EXERCISE DATA:

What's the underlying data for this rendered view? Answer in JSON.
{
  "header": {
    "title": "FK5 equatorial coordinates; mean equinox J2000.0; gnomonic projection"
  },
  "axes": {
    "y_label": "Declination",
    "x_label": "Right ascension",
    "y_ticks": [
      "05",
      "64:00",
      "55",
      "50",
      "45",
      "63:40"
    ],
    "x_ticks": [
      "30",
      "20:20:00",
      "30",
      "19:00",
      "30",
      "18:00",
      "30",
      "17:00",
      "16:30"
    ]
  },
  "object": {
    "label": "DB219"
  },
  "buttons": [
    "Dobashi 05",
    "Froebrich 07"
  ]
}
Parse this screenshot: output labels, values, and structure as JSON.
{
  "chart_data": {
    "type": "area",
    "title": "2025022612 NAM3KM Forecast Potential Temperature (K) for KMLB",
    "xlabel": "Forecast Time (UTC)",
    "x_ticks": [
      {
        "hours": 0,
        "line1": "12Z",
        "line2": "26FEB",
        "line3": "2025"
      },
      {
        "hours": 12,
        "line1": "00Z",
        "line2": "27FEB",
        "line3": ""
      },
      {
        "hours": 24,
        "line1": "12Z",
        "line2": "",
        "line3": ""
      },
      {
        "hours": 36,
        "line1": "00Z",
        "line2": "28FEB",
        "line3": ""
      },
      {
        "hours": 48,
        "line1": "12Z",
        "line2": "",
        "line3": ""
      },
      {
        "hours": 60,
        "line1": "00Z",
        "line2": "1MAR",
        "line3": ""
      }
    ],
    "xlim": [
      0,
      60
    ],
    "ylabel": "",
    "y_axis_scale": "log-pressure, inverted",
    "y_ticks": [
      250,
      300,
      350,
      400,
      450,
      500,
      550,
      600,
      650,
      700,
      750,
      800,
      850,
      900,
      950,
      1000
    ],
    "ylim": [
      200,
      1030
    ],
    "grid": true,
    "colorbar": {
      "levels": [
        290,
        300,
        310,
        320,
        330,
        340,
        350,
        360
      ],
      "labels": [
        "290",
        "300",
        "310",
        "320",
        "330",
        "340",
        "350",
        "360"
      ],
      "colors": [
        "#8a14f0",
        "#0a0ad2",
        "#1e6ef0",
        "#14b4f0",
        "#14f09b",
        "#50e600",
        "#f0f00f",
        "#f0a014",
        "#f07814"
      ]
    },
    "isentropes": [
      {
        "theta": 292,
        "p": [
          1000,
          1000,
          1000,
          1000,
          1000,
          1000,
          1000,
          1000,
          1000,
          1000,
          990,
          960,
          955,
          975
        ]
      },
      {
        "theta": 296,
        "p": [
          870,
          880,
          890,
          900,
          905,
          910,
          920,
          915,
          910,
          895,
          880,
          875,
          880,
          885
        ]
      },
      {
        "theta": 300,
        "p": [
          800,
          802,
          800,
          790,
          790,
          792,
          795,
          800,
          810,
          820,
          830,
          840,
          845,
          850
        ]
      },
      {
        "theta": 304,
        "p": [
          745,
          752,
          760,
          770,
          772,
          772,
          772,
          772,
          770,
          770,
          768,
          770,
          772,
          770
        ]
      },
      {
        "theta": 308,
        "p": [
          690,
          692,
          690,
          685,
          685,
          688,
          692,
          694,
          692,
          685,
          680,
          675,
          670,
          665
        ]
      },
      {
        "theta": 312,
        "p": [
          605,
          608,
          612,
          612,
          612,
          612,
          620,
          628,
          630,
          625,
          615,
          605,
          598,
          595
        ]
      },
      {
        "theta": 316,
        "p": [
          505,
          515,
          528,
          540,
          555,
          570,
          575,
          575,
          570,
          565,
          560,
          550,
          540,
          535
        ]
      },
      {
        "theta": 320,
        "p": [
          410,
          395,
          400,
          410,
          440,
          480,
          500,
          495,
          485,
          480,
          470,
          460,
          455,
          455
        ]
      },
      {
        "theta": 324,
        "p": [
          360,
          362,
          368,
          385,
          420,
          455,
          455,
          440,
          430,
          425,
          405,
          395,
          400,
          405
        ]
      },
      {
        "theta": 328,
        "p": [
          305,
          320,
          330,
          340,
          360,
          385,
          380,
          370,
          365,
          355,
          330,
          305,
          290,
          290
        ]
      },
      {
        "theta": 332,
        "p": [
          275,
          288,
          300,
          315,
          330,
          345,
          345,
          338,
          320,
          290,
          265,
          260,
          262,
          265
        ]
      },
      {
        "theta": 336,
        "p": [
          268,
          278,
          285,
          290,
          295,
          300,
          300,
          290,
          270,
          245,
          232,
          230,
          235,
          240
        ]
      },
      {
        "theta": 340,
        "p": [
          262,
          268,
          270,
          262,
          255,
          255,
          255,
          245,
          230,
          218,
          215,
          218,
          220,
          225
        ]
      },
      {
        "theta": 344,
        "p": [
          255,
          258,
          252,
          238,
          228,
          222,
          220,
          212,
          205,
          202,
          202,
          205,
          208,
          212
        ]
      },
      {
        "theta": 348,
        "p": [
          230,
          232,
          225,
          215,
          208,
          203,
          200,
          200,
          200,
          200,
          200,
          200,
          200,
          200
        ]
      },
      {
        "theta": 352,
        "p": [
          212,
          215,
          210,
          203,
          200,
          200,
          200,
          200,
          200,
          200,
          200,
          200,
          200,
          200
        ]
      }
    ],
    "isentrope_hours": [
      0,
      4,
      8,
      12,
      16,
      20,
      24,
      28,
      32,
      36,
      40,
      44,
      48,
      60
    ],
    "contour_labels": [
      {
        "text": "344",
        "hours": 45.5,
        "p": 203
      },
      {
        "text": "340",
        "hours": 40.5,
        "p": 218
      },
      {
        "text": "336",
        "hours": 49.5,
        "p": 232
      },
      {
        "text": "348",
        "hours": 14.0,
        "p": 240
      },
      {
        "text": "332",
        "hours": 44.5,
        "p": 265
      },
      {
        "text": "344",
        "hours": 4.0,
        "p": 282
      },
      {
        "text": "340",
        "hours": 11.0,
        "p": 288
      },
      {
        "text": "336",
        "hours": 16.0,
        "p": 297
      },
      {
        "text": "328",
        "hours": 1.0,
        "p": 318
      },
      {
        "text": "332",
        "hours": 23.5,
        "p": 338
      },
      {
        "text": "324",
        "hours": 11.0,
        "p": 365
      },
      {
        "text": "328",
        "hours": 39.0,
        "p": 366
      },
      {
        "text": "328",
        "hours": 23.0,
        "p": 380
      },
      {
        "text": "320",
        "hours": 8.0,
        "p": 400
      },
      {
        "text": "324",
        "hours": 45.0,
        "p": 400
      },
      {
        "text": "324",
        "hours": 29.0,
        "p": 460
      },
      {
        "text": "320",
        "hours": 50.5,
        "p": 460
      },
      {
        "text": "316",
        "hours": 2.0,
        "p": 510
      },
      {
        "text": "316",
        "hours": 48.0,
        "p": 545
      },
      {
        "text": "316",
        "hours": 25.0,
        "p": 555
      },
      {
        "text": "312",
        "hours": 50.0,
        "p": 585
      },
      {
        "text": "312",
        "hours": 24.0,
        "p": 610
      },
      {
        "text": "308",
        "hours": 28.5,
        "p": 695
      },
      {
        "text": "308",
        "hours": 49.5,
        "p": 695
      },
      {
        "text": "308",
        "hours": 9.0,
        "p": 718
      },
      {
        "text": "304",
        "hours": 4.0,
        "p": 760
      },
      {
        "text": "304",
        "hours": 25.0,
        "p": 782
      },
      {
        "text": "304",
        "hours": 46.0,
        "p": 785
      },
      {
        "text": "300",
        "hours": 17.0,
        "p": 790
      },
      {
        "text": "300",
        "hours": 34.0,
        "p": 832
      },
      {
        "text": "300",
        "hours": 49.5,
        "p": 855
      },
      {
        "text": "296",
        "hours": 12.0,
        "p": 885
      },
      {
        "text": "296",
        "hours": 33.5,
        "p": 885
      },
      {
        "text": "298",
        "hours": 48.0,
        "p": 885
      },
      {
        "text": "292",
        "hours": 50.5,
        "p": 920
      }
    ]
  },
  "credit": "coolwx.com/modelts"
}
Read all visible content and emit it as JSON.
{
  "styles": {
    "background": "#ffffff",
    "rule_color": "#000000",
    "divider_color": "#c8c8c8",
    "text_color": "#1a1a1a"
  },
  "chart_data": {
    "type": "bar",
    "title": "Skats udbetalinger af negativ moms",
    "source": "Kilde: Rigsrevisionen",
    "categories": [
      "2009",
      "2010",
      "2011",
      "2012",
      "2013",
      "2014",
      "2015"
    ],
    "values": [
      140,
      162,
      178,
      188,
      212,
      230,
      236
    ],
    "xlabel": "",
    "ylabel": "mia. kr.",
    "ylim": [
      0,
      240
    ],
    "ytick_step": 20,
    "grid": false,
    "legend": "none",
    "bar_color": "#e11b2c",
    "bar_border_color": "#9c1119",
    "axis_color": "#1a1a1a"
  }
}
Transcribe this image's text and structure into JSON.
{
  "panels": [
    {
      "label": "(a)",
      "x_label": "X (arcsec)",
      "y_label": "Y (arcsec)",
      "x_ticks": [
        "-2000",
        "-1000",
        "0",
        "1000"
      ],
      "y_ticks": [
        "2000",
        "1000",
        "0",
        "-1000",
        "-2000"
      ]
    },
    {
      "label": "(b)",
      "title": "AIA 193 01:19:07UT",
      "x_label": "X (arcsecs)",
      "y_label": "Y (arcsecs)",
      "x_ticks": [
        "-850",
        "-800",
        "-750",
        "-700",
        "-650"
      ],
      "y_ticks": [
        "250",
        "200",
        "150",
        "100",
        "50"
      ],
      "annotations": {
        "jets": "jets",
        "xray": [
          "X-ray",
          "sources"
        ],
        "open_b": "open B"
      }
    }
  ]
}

REQUIREMENTS: Go through the material line by line. Show each line that contains the string "JSON".

CORRECT ANSWER:
What's the underlying data for this rendered view? Answer in JSON.
Parse this screenshot: output labels, values, and structure as JSON.
Read all visible content and emit it as JSON.
Transcribe this image's text and structure into JSON.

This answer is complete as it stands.